▶ Exercise brief: Each line below should be quoted exactly, please.

▶ Provided information:
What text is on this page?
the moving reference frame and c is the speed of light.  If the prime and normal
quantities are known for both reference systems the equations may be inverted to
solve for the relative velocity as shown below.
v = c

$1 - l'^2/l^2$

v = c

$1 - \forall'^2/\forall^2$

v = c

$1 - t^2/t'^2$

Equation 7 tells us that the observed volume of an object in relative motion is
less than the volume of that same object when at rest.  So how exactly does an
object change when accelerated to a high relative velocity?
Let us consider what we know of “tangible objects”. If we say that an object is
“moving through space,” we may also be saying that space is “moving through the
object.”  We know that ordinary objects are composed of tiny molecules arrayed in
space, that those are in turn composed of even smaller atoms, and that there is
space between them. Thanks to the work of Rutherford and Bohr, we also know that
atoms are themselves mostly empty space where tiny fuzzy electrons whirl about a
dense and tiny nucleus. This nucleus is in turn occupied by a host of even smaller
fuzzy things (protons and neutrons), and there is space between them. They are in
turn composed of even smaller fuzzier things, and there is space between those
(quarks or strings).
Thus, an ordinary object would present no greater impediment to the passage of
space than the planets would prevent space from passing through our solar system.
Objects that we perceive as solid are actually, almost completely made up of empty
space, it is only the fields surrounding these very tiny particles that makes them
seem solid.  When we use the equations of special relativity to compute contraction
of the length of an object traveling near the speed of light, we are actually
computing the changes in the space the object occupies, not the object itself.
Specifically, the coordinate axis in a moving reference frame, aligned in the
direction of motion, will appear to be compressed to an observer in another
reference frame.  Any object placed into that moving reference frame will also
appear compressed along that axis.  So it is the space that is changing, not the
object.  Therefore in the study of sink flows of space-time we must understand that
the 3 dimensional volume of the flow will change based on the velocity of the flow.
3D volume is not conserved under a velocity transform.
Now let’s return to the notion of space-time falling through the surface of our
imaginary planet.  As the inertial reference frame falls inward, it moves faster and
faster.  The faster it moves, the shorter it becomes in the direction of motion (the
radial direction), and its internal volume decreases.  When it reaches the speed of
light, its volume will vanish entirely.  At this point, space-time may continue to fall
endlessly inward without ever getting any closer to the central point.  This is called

▶ Problem solution:
What text is on this page?
the moving reference frame and c is the speed of light.  If the prime and normal
quantities are known for both reference systems the equations may be inverted to
solve for the relative velocity as shown below.
v = c

$1 - l'^2/l^2$

v = c

$1 - \forall'^2/\forall^2$

v = c

$1 - t^2/t'^2$

Equation 7 tells us that the observed volume of an object in relative motion is
less than the volume of that same object when at rest.  So how exactly does an
object change when accelerated to a high relative velocity?
Let us consider what we know of “tangible objects”. If we say that an object is
“moving through space,” we may also be saying that space is “moving through the
object.”  We know that ordinary objects are composed of tiny molecules arrayed in
space, that those are in turn composed of even smaller atoms, and that there is
space between them. Thanks to the work of Rutherford and Bohr, we also know that
atoms are themselves mostly empty space where tiny fuzzy electrons whirl about a
dense and tiny nucleus. This nucleus is in turn occupied by a host of even smaller
fuzzy things (protons and neutrons), and there is space between them. They are in
turn composed of even smaller fuzzier things, and there is space between those
(quarks or strings).
Thus, an ordinary object would present no greater impediment to the passage of
space than the planets would prevent space from passing through our solar system.
Objects that we perceive as solid are actually, almost completely made up of empty
space, it is only the fields surrounding these very tiny particles that makes them
seem solid.  When we use the equations of special relativity to compute contraction
of the length of an object traveling near the speed of light, we are actually
computing the changes in the space the object occupies, not the object itself.
Specifically, the coordinate axis in a moving reference frame, aligned in the
direction of motion, will appear to be compressed to an observer in another
reference frame.  Any object placed into that moving reference frame will also
appear compressed along that axis.  So it is the space that is changing, not the
object.  Therefore in the study of sink flows of space-time we must understand that
the 3 dimensional volume of the flow will change based on the velocity of the flow.
3D volume is not conserved under a velocity transform.
Now let’s return to the notion of space-time falling through the surface of our
imaginary planet.  As the inertial reference frame falls inward, it moves faster and
faster.  The faster it moves, the shorter it becomes in the direction of motion (the
radial direction), and its internal volume decreases.  When it reaches the speed of
light, its volume will vanish entirely.  At this point, space-time may continue to fall
endlessly inward without ever getting any closer to the central point.  This is called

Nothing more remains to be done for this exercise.